Prompt
Count every line of these entries that holds the word "bars", and reply with the number only.

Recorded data
┌──
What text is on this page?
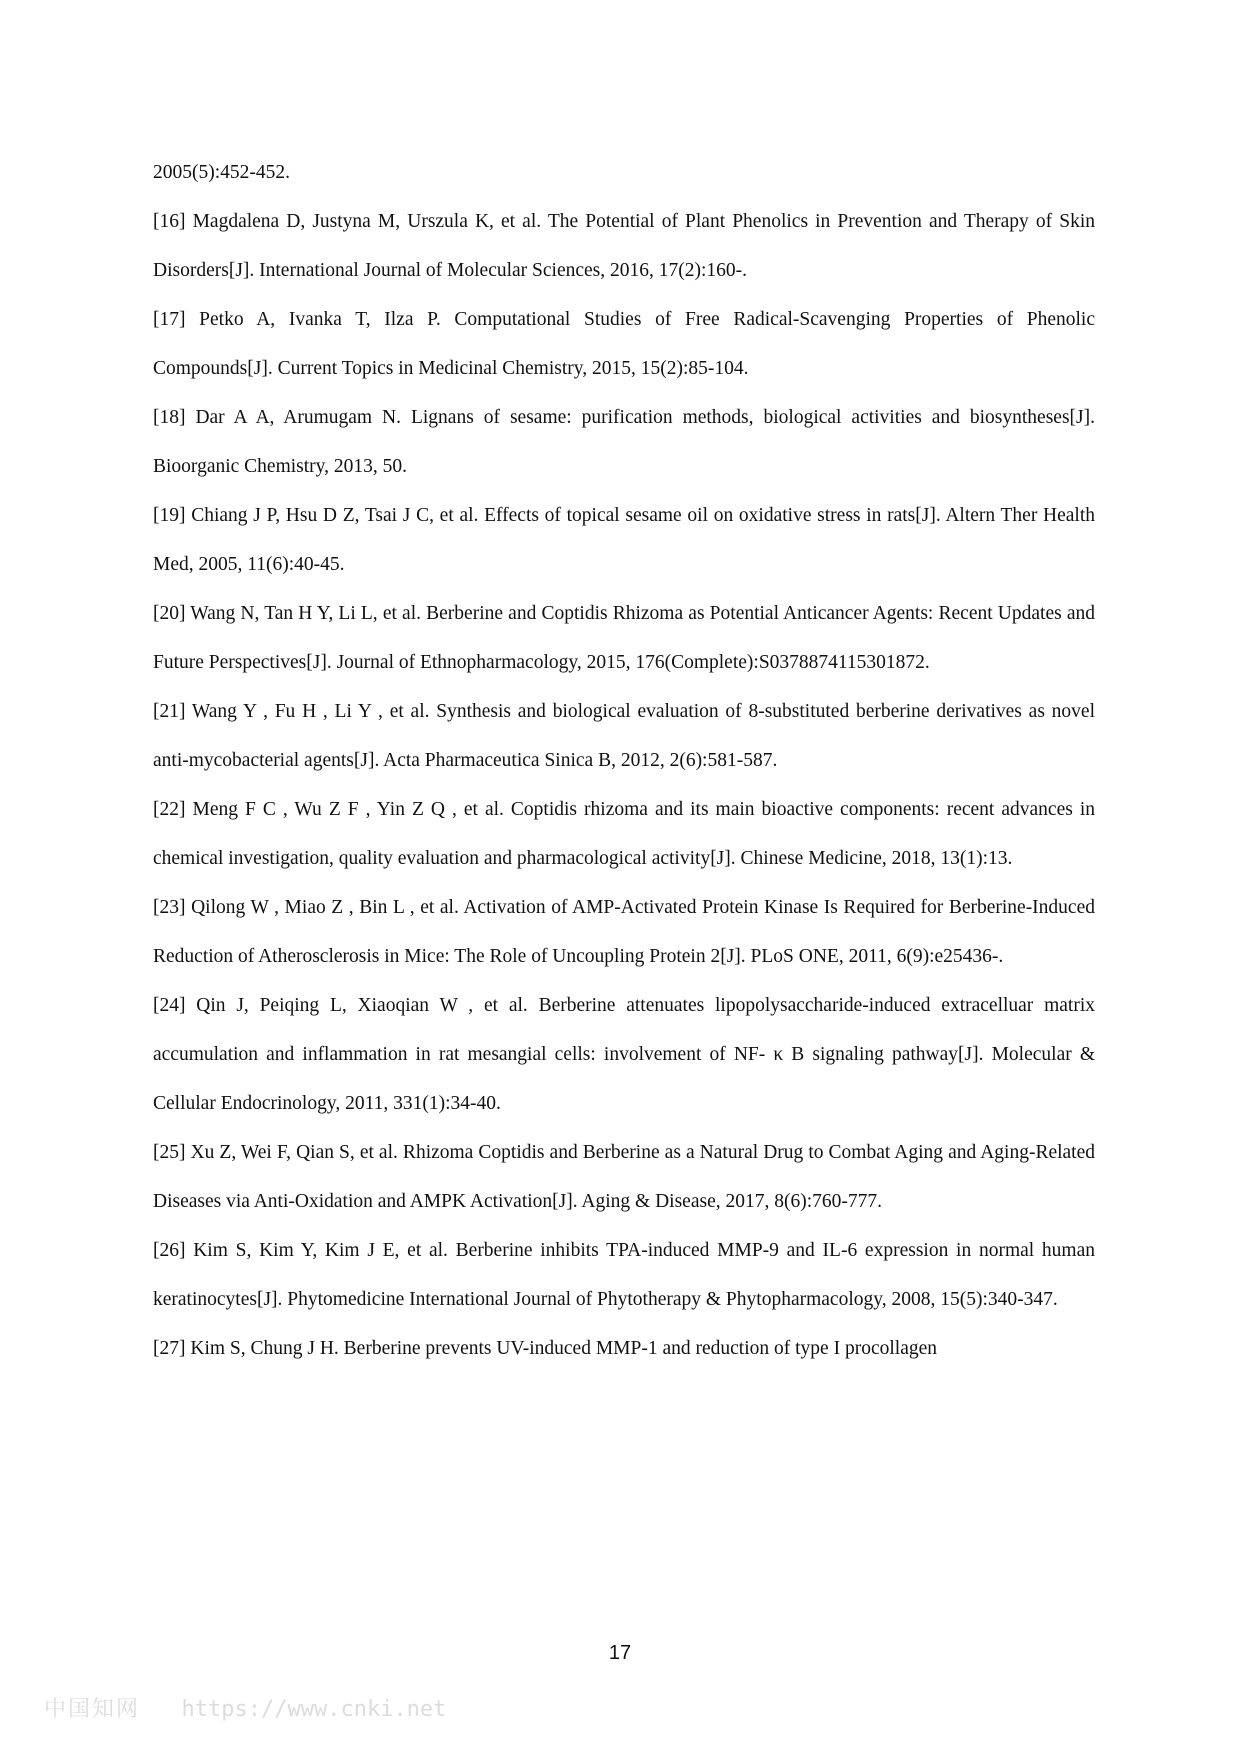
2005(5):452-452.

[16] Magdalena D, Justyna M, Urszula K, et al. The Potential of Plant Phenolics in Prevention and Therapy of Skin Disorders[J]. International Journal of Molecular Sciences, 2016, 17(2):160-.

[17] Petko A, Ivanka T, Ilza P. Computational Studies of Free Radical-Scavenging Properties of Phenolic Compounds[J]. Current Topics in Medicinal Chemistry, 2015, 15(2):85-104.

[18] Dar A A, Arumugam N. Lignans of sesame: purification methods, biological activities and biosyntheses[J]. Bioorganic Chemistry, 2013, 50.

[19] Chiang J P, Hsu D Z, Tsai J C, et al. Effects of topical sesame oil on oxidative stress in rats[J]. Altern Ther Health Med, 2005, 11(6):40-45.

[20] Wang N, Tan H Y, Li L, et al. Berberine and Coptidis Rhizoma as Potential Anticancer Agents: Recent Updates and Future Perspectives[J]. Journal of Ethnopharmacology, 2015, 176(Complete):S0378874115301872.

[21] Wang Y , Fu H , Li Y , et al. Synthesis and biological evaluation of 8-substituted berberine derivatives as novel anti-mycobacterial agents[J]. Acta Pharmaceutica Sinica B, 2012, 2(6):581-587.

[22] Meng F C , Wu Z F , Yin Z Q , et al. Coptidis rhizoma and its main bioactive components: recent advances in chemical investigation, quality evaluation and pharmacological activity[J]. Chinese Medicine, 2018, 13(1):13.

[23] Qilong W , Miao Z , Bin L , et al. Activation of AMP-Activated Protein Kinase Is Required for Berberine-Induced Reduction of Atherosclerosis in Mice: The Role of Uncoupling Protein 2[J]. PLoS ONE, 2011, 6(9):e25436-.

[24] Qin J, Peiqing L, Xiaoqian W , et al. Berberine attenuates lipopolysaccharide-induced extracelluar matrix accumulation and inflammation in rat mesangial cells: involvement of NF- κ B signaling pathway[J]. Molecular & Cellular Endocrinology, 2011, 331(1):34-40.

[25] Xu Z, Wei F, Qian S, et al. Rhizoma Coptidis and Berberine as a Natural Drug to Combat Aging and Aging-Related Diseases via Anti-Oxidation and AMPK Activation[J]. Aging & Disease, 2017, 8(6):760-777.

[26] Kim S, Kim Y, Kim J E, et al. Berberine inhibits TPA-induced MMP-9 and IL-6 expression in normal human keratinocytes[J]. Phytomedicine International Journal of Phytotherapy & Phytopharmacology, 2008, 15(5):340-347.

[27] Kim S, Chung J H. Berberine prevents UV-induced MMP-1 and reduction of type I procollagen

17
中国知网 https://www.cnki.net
└──
┌──
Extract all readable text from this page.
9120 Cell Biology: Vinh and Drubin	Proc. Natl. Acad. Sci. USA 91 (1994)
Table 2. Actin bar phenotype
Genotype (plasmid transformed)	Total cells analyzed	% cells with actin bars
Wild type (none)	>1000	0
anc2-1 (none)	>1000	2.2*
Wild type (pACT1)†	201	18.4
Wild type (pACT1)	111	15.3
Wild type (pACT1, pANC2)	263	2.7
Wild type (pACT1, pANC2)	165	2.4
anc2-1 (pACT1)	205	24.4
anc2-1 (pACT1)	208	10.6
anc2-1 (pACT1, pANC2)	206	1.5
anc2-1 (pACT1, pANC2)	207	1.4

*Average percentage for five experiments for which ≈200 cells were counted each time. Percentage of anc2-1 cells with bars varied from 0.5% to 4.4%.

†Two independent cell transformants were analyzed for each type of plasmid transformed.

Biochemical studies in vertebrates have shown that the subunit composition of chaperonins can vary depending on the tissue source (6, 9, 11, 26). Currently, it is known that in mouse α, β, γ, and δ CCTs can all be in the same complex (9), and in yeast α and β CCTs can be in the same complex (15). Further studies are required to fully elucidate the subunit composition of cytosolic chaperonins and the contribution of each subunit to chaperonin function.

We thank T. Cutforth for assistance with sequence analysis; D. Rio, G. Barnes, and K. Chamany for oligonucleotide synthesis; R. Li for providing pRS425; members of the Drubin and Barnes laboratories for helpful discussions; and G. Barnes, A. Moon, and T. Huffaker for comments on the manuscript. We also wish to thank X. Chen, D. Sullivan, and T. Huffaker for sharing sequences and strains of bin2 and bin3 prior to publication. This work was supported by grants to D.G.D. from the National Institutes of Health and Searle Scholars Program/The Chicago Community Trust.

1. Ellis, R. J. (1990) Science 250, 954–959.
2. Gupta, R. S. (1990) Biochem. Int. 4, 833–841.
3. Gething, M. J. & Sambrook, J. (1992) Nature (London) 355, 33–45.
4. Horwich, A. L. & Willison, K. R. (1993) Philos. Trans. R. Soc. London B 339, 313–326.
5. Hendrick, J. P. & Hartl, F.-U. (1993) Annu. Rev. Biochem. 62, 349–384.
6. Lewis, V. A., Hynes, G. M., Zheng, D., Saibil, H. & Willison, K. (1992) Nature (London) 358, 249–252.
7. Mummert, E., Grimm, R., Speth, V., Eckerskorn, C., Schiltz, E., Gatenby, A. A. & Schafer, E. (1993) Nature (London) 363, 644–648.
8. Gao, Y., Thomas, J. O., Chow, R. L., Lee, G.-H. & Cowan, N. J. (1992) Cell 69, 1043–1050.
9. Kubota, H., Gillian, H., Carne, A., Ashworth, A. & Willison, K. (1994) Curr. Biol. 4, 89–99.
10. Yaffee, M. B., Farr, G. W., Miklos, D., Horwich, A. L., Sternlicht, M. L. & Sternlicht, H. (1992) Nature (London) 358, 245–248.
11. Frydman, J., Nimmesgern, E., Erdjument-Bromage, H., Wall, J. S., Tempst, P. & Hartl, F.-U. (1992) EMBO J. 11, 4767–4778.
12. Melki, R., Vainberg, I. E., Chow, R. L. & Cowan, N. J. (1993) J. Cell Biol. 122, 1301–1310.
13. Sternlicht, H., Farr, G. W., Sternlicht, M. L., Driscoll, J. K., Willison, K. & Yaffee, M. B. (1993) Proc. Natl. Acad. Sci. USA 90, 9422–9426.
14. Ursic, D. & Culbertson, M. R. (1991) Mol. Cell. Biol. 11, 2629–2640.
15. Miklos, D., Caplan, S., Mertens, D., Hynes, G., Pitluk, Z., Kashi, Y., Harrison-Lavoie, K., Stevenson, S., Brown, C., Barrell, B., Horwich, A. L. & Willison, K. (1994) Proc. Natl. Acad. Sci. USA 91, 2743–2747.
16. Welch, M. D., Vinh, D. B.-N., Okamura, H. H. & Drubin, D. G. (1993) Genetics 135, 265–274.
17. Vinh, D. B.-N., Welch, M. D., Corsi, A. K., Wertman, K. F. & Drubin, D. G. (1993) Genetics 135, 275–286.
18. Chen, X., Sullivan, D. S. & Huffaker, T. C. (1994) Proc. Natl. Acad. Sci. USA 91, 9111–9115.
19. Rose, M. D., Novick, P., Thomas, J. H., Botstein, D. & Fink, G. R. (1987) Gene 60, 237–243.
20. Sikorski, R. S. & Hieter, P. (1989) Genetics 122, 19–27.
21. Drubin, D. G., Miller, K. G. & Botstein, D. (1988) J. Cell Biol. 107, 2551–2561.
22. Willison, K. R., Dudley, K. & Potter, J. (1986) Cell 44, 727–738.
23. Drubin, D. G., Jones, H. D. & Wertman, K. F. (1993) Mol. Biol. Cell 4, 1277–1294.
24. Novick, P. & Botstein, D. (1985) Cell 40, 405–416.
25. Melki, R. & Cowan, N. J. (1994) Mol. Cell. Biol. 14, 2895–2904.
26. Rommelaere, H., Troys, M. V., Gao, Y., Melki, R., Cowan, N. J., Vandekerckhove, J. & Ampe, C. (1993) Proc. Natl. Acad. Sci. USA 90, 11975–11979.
└──
Output of the exercise
2